● **GIVEN INSTRUCTION**
Copy out the data below as written; omit any images.

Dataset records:
--- --- ---
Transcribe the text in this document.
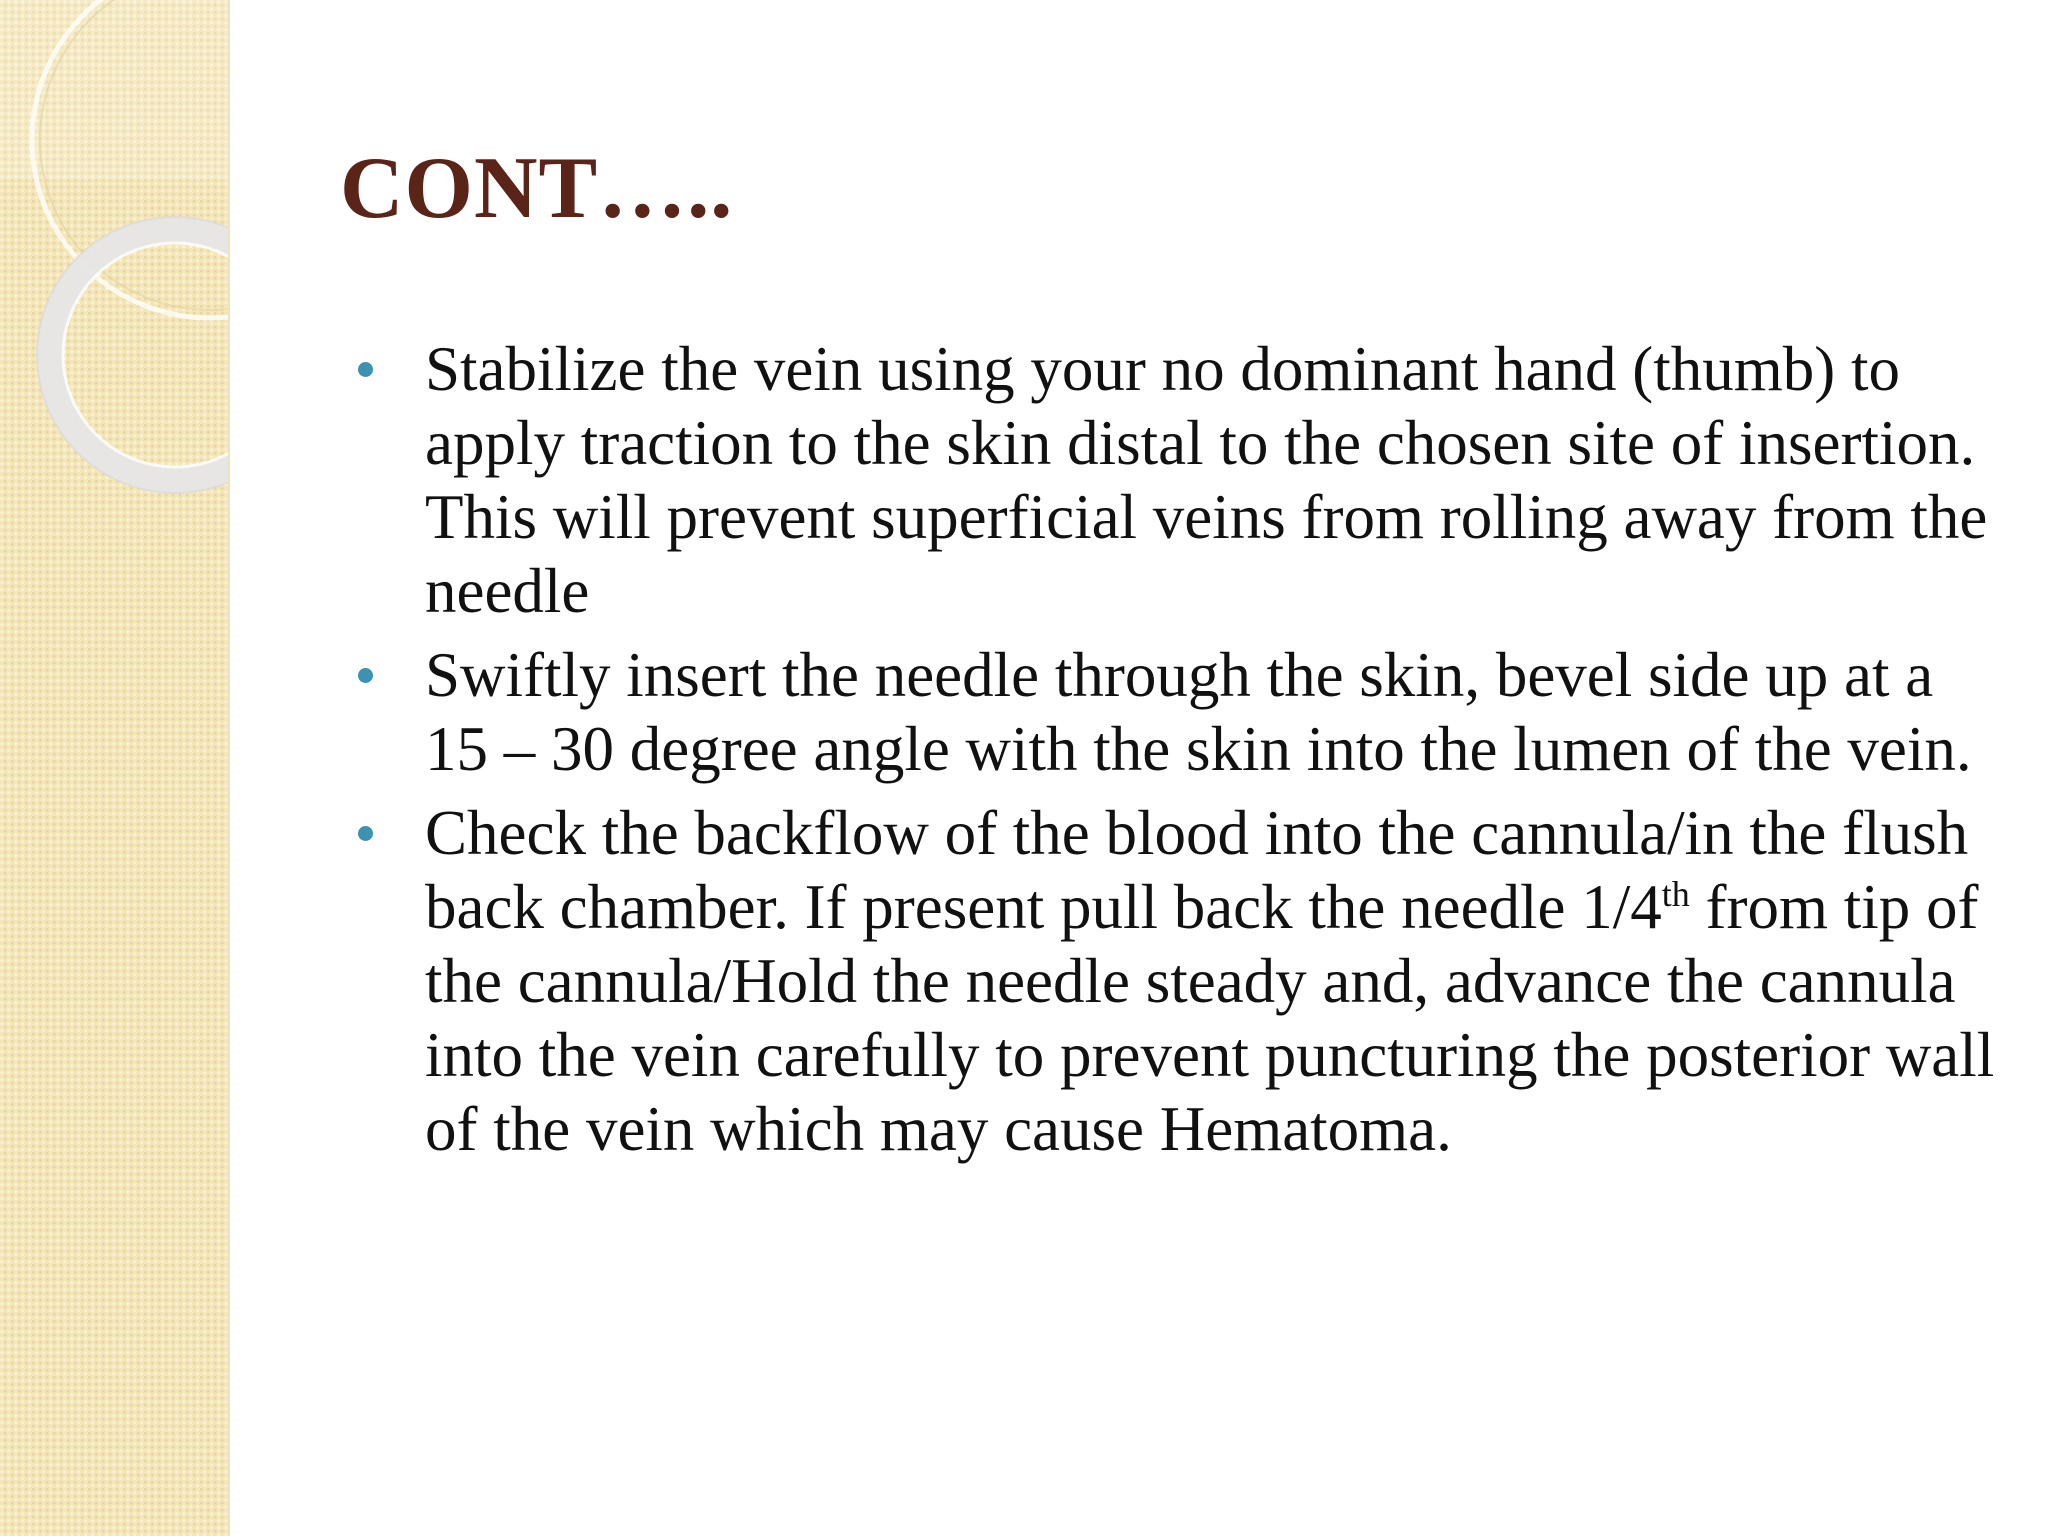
CONT…..
Stabilize the vein using your no dominant hand (thumb) to apply traction to the skin distal to the chosen site of insertion. This will prevent superficial veins from rolling away from the needle
Swiftly insert the needle through the skin, bevel side up at a 15 – 30 degree angle with the skin into the lumen of the vein.
Check the backflow of the blood into the cannula/in the flush back chamber. If present pull back the needle 1/4th from tip of the cannula/Hold the needle steady and, advance the cannula into the vein carefully to prevent puncturing the posterior wall of the vein which may cause Hematoma.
--- --- ---
● **WRITTEN RESPONSE**
Transcribe the text in this document.
CONT…..
Stabilize the vein using your no dominant hand (thumb) to apply traction to the skin distal to the chosen site of insertion. This will prevent superficial veins from rolling away from the needle
Swiftly insert the needle through the skin, bevel side up at a 15 – 30 degree angle with the skin into the lumen of the vein.
Check the backflow of the blood into the cannula/in the flush back chamber. If present pull back the needle 1/4th from tip of the cannula/Hold the needle steady and, advance the cannula into the vein carefully to prevent puncturing the posterior wall of the vein which may cause Hematoma.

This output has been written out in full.